▸ **What is expected**: All records must be quoted exactly. Omit the pictures.

▸ **Entries**:
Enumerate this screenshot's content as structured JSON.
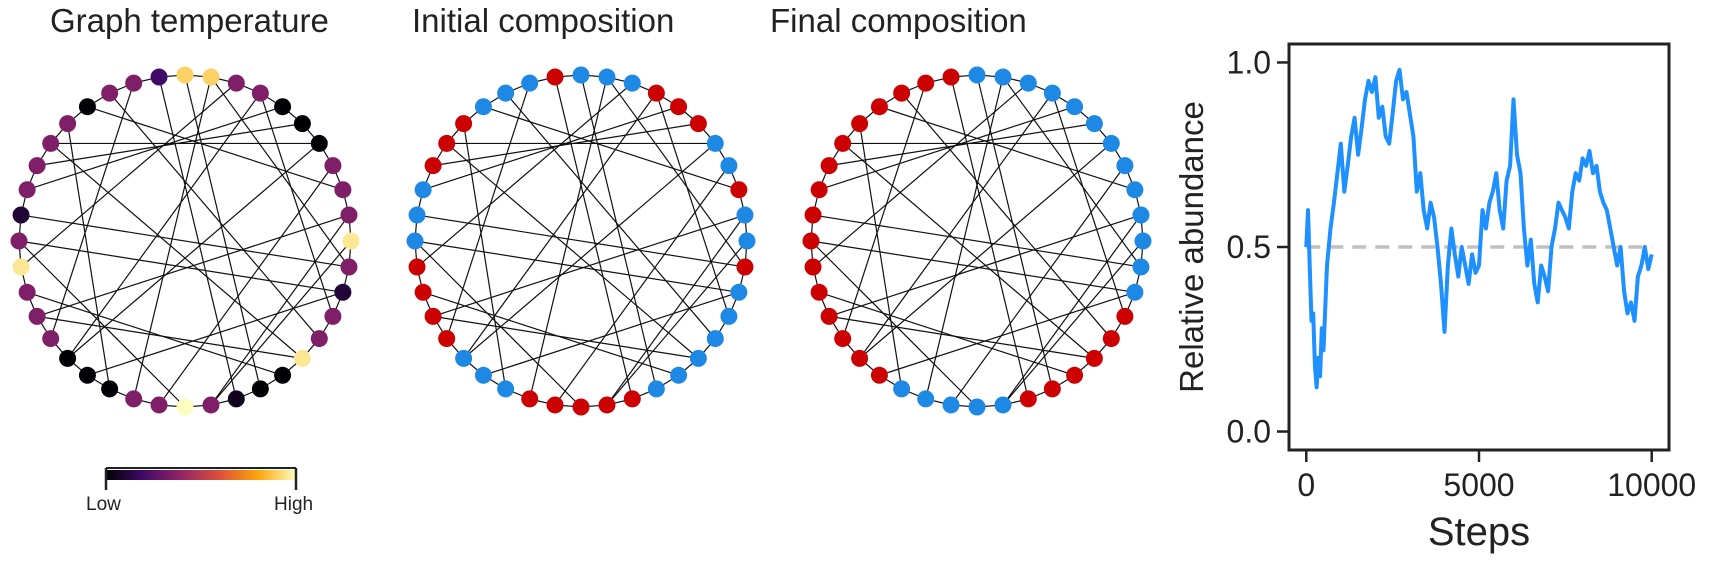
{
  "panels": {
    "temperature": {
      "title": "Graph temperature"
    },
    "initial": {
      "title": "Initial composition"
    },
    "final": {
      "title": "Final composition"
    }
  },
  "colorbar": {
    "low_label": "Low",
    "high_label": "High"
  },
  "colors": {
    "red": "#cc0000",
    "blue": "#1e88e5",
    "line": "#1e90ff",
    "reference": "#c0c0c0",
    "edge": "#111111",
    "temperature_scale": [
      "#000004",
      "#420a68",
      "#932667",
      "#dd513a",
      "#fca50a",
      "#fcfdbf"
    ]
  },
  "graph": {
    "node_count": 40,
    "edges": [
      [
        0,
        17
      ],
      [
        1,
        22
      ],
      [
        2,
        29
      ],
      [
        3,
        13
      ],
      [
        5,
        33
      ],
      [
        6,
        25
      ],
      [
        7,
        21
      ],
      [
        8,
        36
      ],
      [
        9,
        27
      ],
      [
        10,
        19
      ],
      [
        11,
        31
      ],
      [
        12,
        24
      ],
      [
        14,
        37
      ],
      [
        15,
        34
      ],
      [
        16,
        28
      ],
      [
        18,
        39
      ],
      [
        20,
        30
      ],
      [
        23,
        35
      ],
      [
        26,
        38
      ],
      [
        4,
        32
      ],
      [
        1,
        11
      ],
      [
        3,
        25
      ],
      [
        6,
        34
      ],
      [
        9,
        19
      ],
      [
        12,
        30
      ],
      [
        15,
        27
      ]
    ],
    "temperature_levels": [
      0.9,
      0.9,
      0.35,
      0.35,
      0.0,
      0.0,
      0.0,
      0.35,
      0.35,
      0.35,
      0.95,
      0.35,
      0.1,
      0.35,
      0.35,
      0.95,
      0.0,
      0.0,
      0.05,
      0.35,
      1.0,
      0.35,
      0.35,
      0.0,
      0.0,
      0.0,
      0.35,
      0.35,
      0.35,
      0.95,
      0.35,
      0.1,
      0.35,
      0.35,
      0.35,
      0.35,
      0.0,
      0.35,
      0.35,
      0.2
    ],
    "initial_composition": [
      "blue",
      "blue",
      "blue",
      "red",
      "red",
      "red",
      "blue",
      "blue",
      "red",
      "blue",
      "blue",
      "red",
      "blue",
      "blue",
      "blue",
      "blue",
      "blue",
      "blue",
      "red",
      "red",
      "red",
      "red",
      "red",
      "blue",
      "blue",
      "blue",
      "red",
      "red",
      "red",
      "red",
      "blue",
      "blue",
      "blue",
      "red",
      "red",
      "red",
      "blue",
      "blue",
      "blue",
      "red"
    ],
    "final_composition": [
      "blue",
      "blue",
      "blue",
      "blue",
      "blue",
      "blue",
      "blue",
      "blue",
      "blue",
      "blue",
      "blue",
      "blue",
      "blue",
      "red",
      "red",
      "red",
      "red",
      "red",
      "red",
      "blue",
      "blue",
      "blue",
      "blue",
      "blue",
      "red",
      "red",
      "red",
      "red",
      "red",
      "red",
      "red",
      "red",
      "red",
      "red",
      "red",
      "red",
      "red",
      "red",
      "red",
      "red"
    ]
  },
  "chart_data": {
    "type": "line",
    "xlabel": "Steps",
    "ylabel": "Relative abundance",
    "xlim": [
      -500,
      10500
    ],
    "ylim": [
      -0.05,
      1.05
    ],
    "xticks": [
      0,
      5000,
      10000
    ],
    "xtick_labels": [
      "0",
      "5000",
      "10000"
    ],
    "yticks": [
      0.0,
      0.5,
      1.0
    ],
    "ytick_labels": [
      "0.0",
      "0.5",
      "1.0"
    ],
    "reference_line": 0.5,
    "grid": false,
    "series": [
      {
        "x": [
          0,
          50,
          100,
          150,
          200,
          250,
          300,
          350,
          400,
          450,
          500,
          600,
          700,
          800,
          900,
          1000,
          1100,
          1200,
          1300,
          1400,
          1500,
          1600,
          1700,
          1800,
          1900,
          2000,
          2100,
          2200,
          2300,
          2400,
          2500,
          2600,
          2700,
          2800,
          2900,
          3000,
          3100,
          3200,
          3300,
          3400,
          3500,
          3600,
          3700,
          3800,
          3900,
          4000,
          4100,
          4200,
          4300,
          4400,
          4500,
          4600,
          4700,
          4800,
          4900,
          5000,
          5100,
          5200,
          5300,
          5400,
          5500,
          5600,
          5700,
          5800,
          5900,
          6000,
          6100,
          6200,
          6300,
          6400,
          6500,
          6600,
          6700,
          6800,
          6900,
          7000,
          7100,
          7200,
          7300,
          7400,
          7500,
          7600,
          7700,
          7800,
          7900,
          8000,
          8100,
          8200,
          8300,
          8400,
          8500,
          8600,
          8700,
          8800,
          8900,
          9000,
          9100,
          9200,
          9300,
          9400,
          9500,
          9600,
          9700,
          9800,
          9900,
          10000
        ],
        "y": [
          0.5,
          0.6,
          0.45,
          0.3,
          0.32,
          0.18,
          0.12,
          0.2,
          0.15,
          0.28,
          0.22,
          0.45,
          0.55,
          0.62,
          0.7,
          0.78,
          0.65,
          0.72,
          0.8,
          0.85,
          0.75,
          0.82,
          0.9,
          0.95,
          0.92,
          0.96,
          0.85,
          0.88,
          0.8,
          0.78,
          0.86,
          0.95,
          0.98,
          0.9,
          0.92,
          0.86,
          0.8,
          0.65,
          0.7,
          0.6,
          0.55,
          0.62,
          0.58,
          0.5,
          0.4,
          0.27,
          0.45,
          0.55,
          0.48,
          0.42,
          0.5,
          0.45,
          0.4,
          0.48,
          0.43,
          0.45,
          0.6,
          0.55,
          0.62,
          0.65,
          0.7,
          0.6,
          0.55,
          0.68,
          0.72,
          0.9,
          0.75,
          0.7,
          0.55,
          0.45,
          0.52,
          0.4,
          0.35,
          0.45,
          0.42,
          0.38,
          0.5,
          0.55,
          0.62,
          0.6,
          0.58,
          0.55,
          0.65,
          0.7,
          0.68,
          0.74,
          0.72,
          0.76,
          0.7,
          0.72,
          0.65,
          0.62,
          0.6,
          0.55,
          0.5,
          0.45,
          0.5,
          0.38,
          0.32,
          0.35,
          0.3,
          0.42,
          0.45,
          0.5,
          0.44,
          0.48
        ]
      }
    ]
  }
}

▸ **Response for this exercise**:
Enumerate this screenshot's content as structured JSON.
{
  "panels": {
    "temperature": {
      "title": "Graph temperature"
    },
    "initial": {
      "title": "Initial composition"
    },
    "final": {
      "title": "Final composition"
    }
  },
  "colorbar": {
    "low_label": "Low",
    "high_label": "High"
  },
  "colors": {
    "red": "#cc0000",
    "blue": "#1e88e5",
    "line": "#1e90ff",
    "reference": "#c0c0c0",
    "edge": "#111111",
    "temperature_scale": [
      "#000004",
      "#420a68",
      "#932667",
      "#dd513a",
      "#fca50a",
      "#fcfdbf"
    ]
  },
  "graph": {
    "node_count": 40,
    "edges": [
      [
        0,
        17
      ],
      [
        1,
        22
      ],
      [
        2,
        29
      ],
      [
        3,
        13
      ],
      [
        5,
        33
      ],
      [
        6,
        25
      ],
      [
        7,
        21
      ],
      [
        8,
        36
      ],
      [
        9,
        27
      ],
      [
        10,
        19
      ],
      [
        11,
        31
      ],
      [
        12,
        24
      ],
      [
        14,
        37
      ],
      [
        15,
        34
      ],
      [
        16,
        28
      ],
      [
        18,
        39
      ],
      [
        20,
        30
      ],
      [
        23,
        35
      ],
      [
        26,
        38
      ],
      [
        4,
        32
      ],
      [
        1,
        11
      ],
      [
        3,
        25
      ],
      [
        6,
        34
      ],
      [
        9,
        19
      ],
      [
        12,
        30
      ],
      [
        15,
        27
      ]
    ],
    "temperature_levels": [
      0.9,
      0.9,
      0.35,
      0.35,
      0.0,
      0.0,
      0.0,
      0.35,
      0.35,
      0.35,
      0.95,
      0.35,
      0.1,
      0.35,
      0.35,
      0.95,
      0.0,
      0.0,
      0.05,
      0.35,
      1.0,
      0.35,
      0.35,
      0.0,
      0.0,
      0.0,
      0.35,
      0.35,
      0.35,
      0.95,
      0.35,
      0.1,
      0.35,
      0.35,
      0.35,
      0.35,
      0.0,
      0.35,
      0.35,
      0.2
    ],
    "initial_composition": [
      "blue",
      "blue",
      "blue",
      "red",
      "red",
      "red",
      "blue",
      "blue",
      "red",
      "blue",
      "blue",
      "red",
      "blue",
      "blue",
      "blue",
      "blue",
      "blue",
      "blue",
      "red",
      "red",
      "red",
      "red",
      "red",
      "blue",
      "blue",
      "blue",
      "red",
      "red",
      "red",
      "red",
      "blue",
      "blue",
      "blue",
      "red",
      "red",
      "red",
      "blue",
      "blue",
      "blue",
      "red"
    ],
    "final_composition": [
      "blue",
      "blue",
      "blue",
      "blue",
      "blue",
      "blue",
      "blue",
      "blue",
      "blue",
      "blue",
      "blue",
      "blue",
      "blue",
      "red",
      "red",
      "red",
      "red",
      "red",
      "red",
      "blue",
      "blue",
      "blue",
      "blue",
      "blue",
      "red",
      "red",
      "red",
      "red",
      "red",
      "red",
      "red",
      "red",
      "red",
      "red",
      "red",
      "red",
      "red",
      "red",
      "red",
      "red"
    ]
  },
  "chart_data": {
    "type": "line",
    "xlabel": "Steps",
    "ylabel": "Relative abundance",
    "xlim": [
      -500,
      10500
    ],
    "ylim": [
      -0.05,
      1.05
    ],
    "xticks": [
      0,
      5000,
      10000
    ],
    "xtick_labels": [
      "0",
      "5000",
      "10000"
    ],
    "yticks": [
      0.0,
      0.5,
      1.0
    ],
    "ytick_labels": [
      "0.0",
      "0.5",
      "1.0"
    ],
    "reference_line": 0.5,
    "grid": false,
    "series": [
      {
        "x": [
          0,
          50,
          100,
          150,
          200,
          250,
          300,
          350,
          400,
          450,
          500,
          600,
          700,
          800,
          900,
          1000,
          1100,
          1200,
          1300,
          1400,
          1500,
          1600,
          1700,
          1800,
          1900,
          2000,
          2100,
          2200,
          2300,
          2400,
          2500,
          2600,
          2700,
          2800,
          2900,
          3000,
          3100,
          3200,
          3300,
          3400,
          3500,
          3600,
          3700,
          3800,
          3900,
          4000,
          4100,
          4200,
          4300,
          4400,
          4500,
          4600,
          4700,
          4800,
          4900,
          5000,
          5100,
          5200,
          5300,
          5400,
          5500,
          5600,
          5700,
          5800,
          5900,
          6000,
          6100,
          6200,
          6300,
          6400,
          6500,
          6600,
          6700,
          6800,
          6900,
          7000,
          7100,
          7200,
          7300,
          7400,
          7500,
          7600,
          7700,
          7800,
          7900,
          8000,
          8100,
          8200,
          8300,
          8400,
          8500,
          8600,
          8700,
          8800,
          8900,
          9000,
          9100,
          9200,
          9300,
          9400,
          9500,
          9600,
          9700,
          9800,
          9900,
          10000
        ],
        "y": [
          0.5,
          0.6,
          0.45,
          0.3,
          0.32,
          0.18,
          0.12,
          0.2,
          0.15,
          0.28,
          0.22,
          0.45,
          0.55,
          0.62,
          0.7,
          0.78,
          0.65,
          0.72,
          0.8,
          0.85,
          0.75,
          0.82,
          0.9,
          0.95,
          0.92,
          0.96,
          0.85,
          0.88,
          0.8,
          0.78,
          0.86,
          0.95,
          0.98,
          0.9,
          0.92,
          0.86,
          0.8,
          0.65,
          0.7,
          0.6,
          0.55,
          0.62,
          0.58,
          0.5,
          0.4,
          0.27,
          0.45,
          0.55,
          0.48,
          0.42,
          0.5,
          0.45,
          0.4,
          0.48,
          0.43,
          0.45,
          0.6,
          0.55,
          0.62,
          0.65,
          0.7,
          0.6,
          0.55,
          0.68,
          0.72,
          0.9,
          0.75,
          0.7,
          0.55,
          0.45,
          0.52,
          0.4,
          0.35,
          0.45,
          0.42,
          0.38,
          0.5,
          0.55,
          0.62,
          0.6,
          0.58,
          0.55,
          0.65,
          0.7,
          0.68,
          0.74,
          0.72,
          0.76,
          0.7,
          0.72,
          0.65,
          0.62,
          0.6,
          0.55,
          0.5,
          0.45,
          0.5,
          0.38,
          0.32,
          0.35,
          0.3,
          0.42,
          0.45,
          0.5,
          0.44,
          0.48
        ]
      }
    ]
  }
}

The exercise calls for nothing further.